[Records from a data collection]
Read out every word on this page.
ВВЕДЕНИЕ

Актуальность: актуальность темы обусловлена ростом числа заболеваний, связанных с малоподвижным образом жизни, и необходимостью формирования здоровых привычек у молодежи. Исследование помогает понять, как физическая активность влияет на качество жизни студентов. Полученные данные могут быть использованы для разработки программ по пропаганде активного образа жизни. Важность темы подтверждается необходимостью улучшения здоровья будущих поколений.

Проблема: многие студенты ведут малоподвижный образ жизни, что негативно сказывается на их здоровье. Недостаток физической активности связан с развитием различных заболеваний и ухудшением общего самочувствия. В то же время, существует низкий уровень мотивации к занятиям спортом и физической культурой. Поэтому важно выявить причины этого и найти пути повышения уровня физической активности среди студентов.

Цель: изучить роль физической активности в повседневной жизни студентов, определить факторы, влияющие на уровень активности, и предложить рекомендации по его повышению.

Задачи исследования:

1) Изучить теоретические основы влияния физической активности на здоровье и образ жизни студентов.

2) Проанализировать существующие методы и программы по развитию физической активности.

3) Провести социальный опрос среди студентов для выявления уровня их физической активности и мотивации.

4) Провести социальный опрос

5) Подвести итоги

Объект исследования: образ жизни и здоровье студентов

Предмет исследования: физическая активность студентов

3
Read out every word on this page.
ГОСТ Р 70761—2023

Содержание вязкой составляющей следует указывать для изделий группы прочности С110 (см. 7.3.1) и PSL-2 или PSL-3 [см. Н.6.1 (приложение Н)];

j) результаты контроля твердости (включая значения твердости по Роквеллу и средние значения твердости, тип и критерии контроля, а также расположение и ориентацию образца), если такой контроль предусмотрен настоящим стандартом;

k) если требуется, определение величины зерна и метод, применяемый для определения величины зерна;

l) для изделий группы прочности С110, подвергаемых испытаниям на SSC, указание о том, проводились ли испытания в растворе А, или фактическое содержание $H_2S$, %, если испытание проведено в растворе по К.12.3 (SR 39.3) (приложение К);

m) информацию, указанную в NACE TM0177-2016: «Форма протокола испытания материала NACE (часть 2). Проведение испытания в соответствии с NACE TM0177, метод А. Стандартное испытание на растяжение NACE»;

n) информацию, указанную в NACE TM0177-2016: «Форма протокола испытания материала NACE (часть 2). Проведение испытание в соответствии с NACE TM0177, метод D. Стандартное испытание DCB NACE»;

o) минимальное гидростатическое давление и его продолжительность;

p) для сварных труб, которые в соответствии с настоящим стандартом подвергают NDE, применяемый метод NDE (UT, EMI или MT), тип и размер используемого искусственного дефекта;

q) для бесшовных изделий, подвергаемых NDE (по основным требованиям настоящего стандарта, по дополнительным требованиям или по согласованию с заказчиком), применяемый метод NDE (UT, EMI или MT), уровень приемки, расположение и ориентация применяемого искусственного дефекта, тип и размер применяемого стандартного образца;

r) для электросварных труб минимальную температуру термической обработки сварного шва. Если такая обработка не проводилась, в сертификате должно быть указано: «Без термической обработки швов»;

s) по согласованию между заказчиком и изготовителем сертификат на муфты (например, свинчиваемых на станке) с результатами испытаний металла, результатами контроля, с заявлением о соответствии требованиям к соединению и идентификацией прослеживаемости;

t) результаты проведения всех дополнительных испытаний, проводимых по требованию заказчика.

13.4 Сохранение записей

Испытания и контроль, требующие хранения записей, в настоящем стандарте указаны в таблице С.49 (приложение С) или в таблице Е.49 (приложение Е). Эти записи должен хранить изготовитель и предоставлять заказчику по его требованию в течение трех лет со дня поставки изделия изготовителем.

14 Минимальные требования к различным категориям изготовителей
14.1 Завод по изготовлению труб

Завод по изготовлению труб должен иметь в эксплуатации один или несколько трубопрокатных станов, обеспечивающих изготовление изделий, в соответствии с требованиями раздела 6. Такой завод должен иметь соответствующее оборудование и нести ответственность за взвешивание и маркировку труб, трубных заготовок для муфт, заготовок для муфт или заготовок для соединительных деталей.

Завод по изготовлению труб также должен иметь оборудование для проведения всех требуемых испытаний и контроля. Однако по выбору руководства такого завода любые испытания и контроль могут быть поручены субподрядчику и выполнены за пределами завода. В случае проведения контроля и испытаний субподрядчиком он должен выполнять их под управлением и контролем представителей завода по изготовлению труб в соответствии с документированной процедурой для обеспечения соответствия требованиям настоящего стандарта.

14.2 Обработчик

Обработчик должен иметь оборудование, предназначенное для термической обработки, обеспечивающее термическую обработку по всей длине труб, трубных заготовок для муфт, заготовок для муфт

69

● Goal
Identify all lines where the word "социальный" shows up. Copy them.

● Expected answer
3) Провести социальный опрос среди студентов для выявления уровня их физической активности и мотивации.
4) Провести социальный опрос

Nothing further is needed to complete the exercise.